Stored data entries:
[Begin]
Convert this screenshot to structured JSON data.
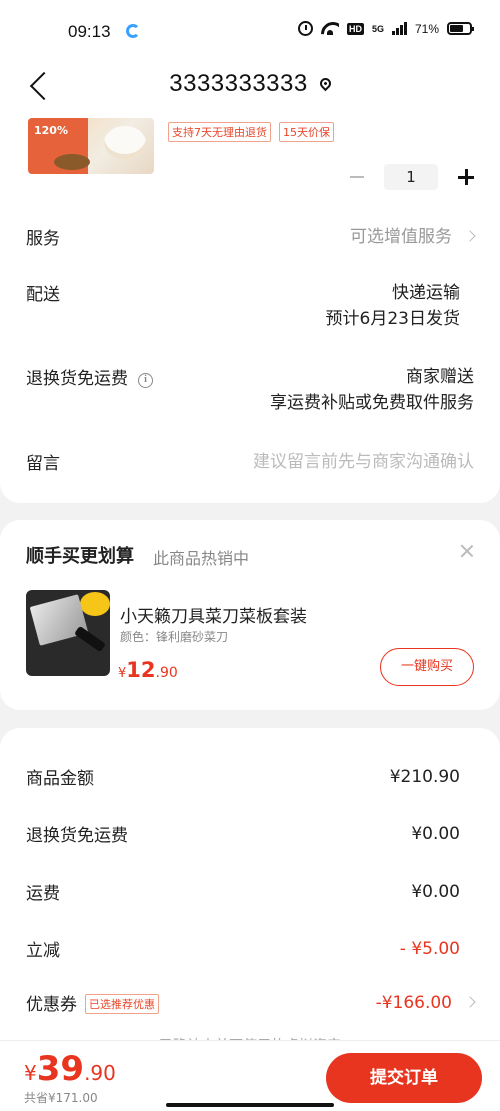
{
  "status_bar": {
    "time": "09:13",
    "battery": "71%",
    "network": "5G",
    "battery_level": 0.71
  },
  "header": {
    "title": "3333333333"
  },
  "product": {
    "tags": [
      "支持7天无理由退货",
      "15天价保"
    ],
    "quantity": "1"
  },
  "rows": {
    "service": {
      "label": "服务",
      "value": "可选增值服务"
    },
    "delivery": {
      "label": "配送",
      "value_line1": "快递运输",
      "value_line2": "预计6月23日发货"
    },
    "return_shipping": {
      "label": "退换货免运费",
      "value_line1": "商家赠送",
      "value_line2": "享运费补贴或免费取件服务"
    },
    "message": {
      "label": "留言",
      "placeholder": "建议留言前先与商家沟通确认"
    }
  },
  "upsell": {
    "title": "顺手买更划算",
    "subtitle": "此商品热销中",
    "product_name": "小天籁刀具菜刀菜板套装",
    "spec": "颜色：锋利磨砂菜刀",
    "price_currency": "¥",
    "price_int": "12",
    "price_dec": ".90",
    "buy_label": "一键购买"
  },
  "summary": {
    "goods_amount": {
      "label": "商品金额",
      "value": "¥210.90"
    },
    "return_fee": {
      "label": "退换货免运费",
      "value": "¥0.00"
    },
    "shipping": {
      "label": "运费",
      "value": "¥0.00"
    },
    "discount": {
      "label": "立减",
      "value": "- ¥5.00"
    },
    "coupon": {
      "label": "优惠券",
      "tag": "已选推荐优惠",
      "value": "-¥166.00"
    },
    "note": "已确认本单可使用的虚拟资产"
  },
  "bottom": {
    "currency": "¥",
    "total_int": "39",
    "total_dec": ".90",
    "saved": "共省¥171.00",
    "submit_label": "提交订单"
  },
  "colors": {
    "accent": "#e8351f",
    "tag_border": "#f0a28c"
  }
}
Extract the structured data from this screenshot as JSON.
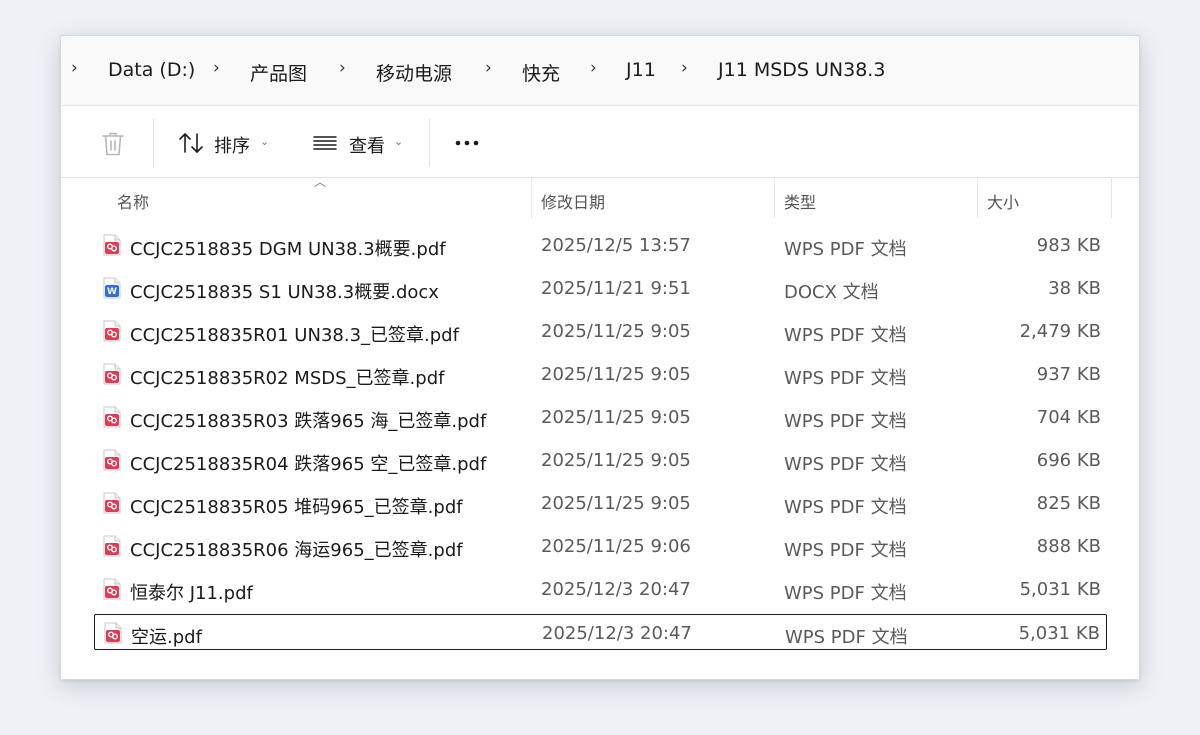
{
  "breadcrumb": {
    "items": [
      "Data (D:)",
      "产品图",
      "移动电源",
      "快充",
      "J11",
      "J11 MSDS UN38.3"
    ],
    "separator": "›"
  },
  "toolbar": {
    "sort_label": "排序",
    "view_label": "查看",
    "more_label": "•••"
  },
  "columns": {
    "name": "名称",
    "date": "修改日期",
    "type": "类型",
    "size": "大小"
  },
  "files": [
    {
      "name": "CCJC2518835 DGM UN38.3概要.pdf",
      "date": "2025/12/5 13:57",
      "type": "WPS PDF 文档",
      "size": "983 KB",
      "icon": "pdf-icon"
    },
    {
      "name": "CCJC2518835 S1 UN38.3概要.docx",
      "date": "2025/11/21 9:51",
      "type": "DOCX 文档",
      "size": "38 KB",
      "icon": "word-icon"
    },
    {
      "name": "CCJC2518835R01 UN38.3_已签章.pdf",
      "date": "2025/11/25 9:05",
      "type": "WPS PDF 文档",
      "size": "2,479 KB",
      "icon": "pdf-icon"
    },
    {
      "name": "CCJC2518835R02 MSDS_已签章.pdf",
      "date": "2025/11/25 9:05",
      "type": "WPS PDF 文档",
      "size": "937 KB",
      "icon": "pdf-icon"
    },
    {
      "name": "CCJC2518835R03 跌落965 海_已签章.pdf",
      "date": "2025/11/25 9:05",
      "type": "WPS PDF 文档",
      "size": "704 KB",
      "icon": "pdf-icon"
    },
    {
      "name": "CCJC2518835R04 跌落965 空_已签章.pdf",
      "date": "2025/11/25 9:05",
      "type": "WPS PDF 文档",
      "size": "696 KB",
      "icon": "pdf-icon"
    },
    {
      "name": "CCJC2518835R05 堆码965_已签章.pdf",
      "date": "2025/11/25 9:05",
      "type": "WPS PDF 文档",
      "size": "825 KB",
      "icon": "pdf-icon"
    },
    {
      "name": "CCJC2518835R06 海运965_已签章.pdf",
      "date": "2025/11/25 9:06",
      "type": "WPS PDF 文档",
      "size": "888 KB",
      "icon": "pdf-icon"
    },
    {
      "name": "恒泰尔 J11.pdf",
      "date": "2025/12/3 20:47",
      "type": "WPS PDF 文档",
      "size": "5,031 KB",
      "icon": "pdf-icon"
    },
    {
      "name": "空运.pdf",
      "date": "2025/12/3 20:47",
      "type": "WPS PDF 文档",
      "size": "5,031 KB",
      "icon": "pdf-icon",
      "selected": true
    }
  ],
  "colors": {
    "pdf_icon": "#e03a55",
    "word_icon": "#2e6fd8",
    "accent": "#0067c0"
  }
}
[End]
[Begin]
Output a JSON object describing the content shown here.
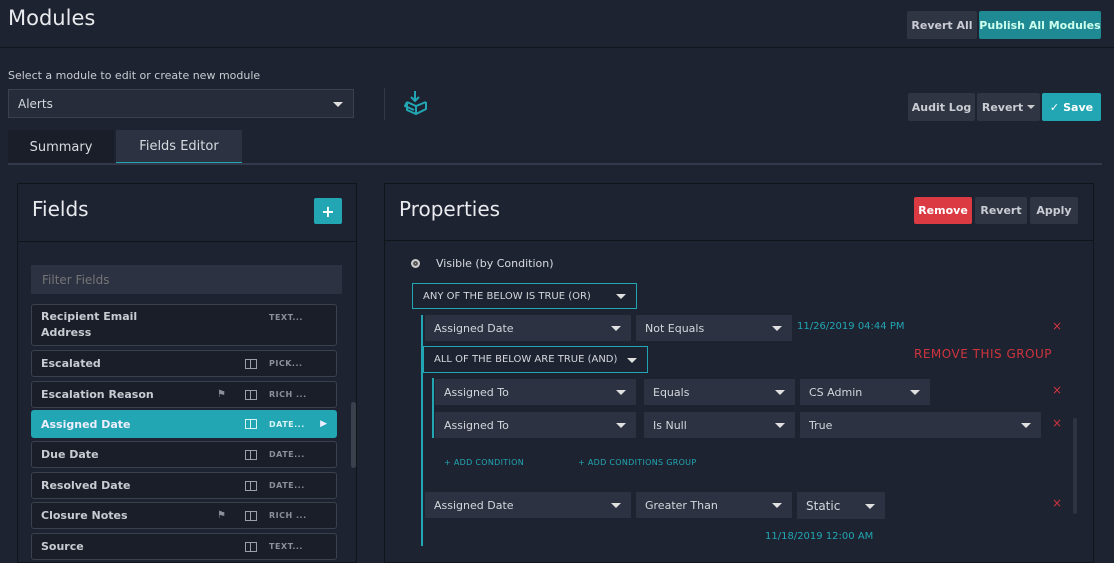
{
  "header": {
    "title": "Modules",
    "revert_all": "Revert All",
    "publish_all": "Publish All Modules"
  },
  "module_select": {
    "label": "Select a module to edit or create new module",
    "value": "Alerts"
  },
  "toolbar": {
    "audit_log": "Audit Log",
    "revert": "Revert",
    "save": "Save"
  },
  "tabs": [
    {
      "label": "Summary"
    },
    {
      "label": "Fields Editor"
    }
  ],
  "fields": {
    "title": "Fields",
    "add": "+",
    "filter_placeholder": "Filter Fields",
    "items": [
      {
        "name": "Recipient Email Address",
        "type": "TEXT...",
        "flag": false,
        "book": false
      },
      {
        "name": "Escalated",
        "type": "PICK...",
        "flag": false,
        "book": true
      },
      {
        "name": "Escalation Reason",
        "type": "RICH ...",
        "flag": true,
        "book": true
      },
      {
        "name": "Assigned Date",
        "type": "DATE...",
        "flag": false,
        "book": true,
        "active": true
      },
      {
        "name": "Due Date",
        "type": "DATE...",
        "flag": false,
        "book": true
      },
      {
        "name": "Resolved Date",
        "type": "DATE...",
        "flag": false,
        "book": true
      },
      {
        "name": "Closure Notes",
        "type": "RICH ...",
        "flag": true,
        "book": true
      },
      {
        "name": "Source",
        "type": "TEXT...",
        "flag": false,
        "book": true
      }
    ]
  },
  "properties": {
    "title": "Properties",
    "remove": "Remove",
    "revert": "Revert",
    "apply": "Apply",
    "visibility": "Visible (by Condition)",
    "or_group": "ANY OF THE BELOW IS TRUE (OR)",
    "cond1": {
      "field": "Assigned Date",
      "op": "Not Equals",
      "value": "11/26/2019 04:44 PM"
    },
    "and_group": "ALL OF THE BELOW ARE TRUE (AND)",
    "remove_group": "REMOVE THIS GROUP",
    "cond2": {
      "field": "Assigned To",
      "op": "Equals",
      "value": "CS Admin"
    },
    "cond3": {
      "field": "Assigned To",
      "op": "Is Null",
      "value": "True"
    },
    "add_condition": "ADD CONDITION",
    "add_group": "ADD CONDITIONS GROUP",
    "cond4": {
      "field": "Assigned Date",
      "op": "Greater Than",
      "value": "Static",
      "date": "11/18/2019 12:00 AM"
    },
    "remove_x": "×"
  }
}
[End]
Say, as a bare number, how many lines in the entries above include the string "Modules".

### FULL OUTPUT
2